= To be done =
Provide only the number of lines in the listing that contain the string "水的用处真叫大".

= Records provided =

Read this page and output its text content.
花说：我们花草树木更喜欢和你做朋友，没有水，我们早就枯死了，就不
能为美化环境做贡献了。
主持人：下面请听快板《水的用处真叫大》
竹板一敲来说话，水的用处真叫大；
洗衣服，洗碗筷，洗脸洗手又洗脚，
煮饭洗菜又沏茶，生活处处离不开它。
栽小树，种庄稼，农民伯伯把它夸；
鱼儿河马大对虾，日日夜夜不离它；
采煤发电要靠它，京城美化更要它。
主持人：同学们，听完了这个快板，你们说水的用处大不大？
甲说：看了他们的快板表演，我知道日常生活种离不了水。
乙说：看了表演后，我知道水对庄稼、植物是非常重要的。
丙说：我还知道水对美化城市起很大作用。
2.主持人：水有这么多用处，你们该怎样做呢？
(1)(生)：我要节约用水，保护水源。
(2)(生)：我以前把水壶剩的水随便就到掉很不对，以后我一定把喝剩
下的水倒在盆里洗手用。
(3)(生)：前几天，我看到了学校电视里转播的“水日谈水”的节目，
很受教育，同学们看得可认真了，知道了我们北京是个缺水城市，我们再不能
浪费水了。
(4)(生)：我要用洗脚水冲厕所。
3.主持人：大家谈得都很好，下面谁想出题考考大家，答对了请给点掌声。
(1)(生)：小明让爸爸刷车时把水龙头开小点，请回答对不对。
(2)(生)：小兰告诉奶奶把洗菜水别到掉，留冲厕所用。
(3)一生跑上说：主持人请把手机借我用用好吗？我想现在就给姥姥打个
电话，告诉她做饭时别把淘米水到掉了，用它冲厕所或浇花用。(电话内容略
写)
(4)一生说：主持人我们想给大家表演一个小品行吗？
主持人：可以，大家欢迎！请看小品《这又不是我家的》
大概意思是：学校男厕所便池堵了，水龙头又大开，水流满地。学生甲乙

= Solution =
2